- [SET PROBLEM]
In the records below, find each line containing the word "name" and copy it.

- [EXTRACTED RECORDS]
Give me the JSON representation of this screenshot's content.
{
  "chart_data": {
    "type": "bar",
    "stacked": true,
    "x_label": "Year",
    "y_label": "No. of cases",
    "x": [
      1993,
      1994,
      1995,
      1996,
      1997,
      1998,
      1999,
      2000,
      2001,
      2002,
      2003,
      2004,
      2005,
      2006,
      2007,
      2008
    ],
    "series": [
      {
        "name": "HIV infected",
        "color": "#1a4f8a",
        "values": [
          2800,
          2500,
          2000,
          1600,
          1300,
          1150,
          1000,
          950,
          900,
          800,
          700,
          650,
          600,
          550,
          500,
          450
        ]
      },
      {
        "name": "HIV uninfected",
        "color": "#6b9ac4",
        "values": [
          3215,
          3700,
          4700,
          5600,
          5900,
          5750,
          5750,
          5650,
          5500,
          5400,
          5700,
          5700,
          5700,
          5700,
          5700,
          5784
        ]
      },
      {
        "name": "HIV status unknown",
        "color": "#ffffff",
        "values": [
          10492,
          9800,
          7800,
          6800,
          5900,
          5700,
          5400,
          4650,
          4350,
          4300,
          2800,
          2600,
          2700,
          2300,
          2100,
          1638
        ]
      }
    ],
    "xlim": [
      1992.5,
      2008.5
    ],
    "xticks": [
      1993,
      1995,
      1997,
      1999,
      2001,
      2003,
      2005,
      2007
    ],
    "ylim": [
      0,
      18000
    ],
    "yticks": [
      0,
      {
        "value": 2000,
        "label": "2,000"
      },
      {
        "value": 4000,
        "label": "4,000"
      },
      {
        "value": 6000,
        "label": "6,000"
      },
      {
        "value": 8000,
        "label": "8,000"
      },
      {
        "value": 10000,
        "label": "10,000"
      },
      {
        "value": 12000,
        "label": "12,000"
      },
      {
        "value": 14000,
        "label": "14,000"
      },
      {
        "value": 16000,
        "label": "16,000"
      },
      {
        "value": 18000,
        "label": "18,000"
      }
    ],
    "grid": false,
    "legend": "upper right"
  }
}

- [ANSWER IN FULL]
        "name": "HIV infected",
        "name": "HIV uninfected",
        "name": "HIV status unknown",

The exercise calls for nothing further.